### RECORDED INFORMATION
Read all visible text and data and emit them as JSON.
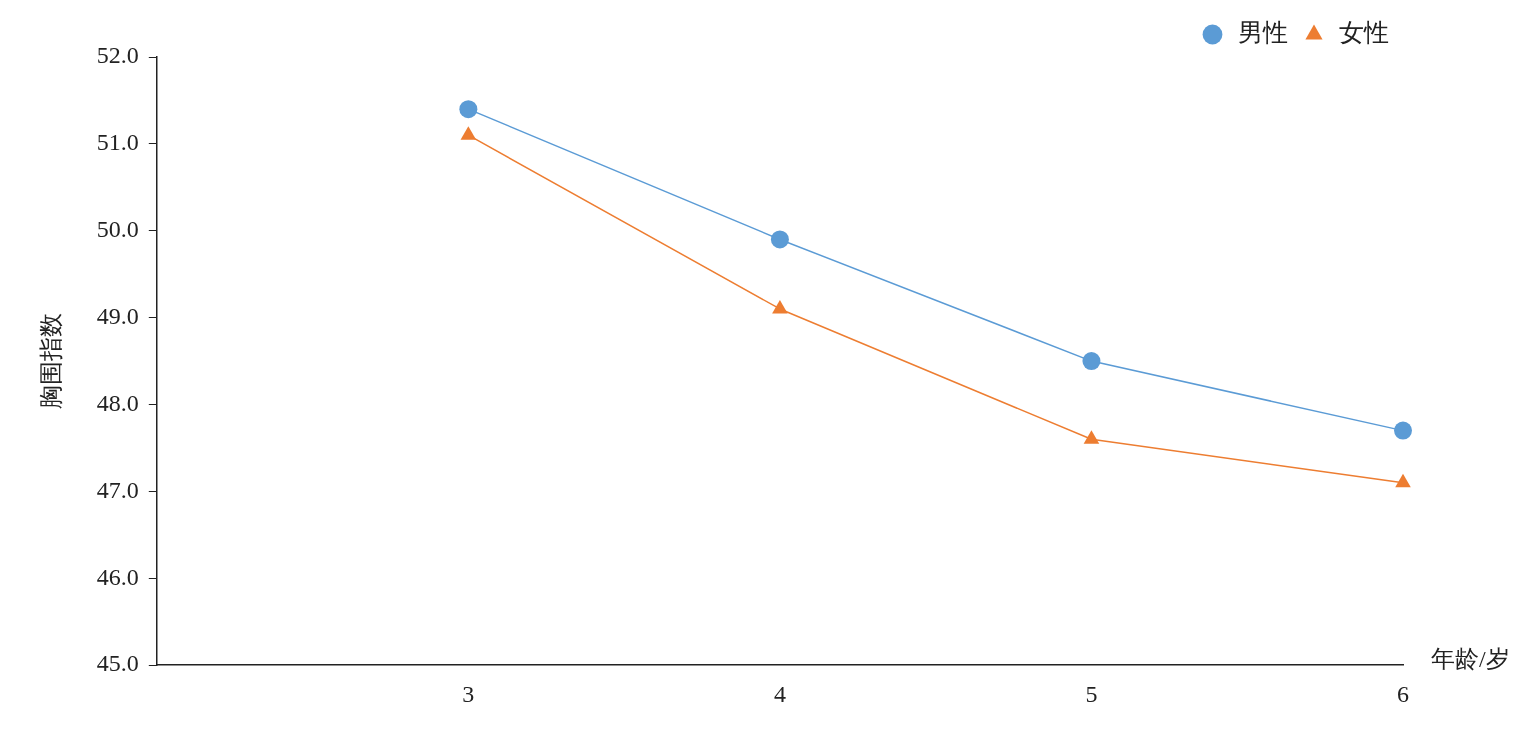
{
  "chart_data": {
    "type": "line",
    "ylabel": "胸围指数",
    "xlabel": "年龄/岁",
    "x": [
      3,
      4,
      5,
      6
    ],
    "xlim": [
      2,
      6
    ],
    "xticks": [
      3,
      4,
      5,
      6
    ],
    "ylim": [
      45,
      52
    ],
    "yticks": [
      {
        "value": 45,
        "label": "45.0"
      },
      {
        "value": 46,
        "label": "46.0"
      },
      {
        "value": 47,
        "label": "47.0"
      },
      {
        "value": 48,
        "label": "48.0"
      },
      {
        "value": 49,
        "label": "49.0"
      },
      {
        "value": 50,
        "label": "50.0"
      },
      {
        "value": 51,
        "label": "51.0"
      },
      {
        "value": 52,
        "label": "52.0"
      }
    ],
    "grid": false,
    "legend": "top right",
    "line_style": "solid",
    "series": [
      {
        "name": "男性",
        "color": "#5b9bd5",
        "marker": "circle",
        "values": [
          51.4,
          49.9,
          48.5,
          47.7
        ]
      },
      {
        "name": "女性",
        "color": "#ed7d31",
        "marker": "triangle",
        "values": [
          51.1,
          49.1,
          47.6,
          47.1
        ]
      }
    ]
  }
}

* * *

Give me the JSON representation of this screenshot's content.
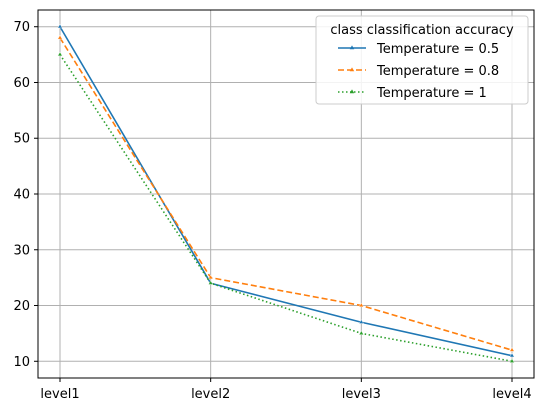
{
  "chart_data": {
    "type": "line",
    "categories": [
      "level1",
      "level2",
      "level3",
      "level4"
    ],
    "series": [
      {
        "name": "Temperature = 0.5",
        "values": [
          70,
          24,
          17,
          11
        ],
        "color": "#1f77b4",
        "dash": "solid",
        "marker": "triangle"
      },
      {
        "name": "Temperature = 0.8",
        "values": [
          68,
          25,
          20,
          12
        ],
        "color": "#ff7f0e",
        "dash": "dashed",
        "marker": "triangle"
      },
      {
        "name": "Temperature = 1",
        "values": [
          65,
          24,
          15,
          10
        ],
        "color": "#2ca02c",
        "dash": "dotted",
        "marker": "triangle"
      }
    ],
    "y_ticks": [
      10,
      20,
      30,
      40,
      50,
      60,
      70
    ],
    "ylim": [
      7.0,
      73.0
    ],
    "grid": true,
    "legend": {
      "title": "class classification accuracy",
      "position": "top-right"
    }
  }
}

### PROBLEM STATEMENT
Read through the lines above and collect those that contain the string "Temperature".

### WRITTEN RESPONSE
        "name": "Temperature = 0.5",
        "name": "Temperature = 0.8",
        "name": "Temperature = 1",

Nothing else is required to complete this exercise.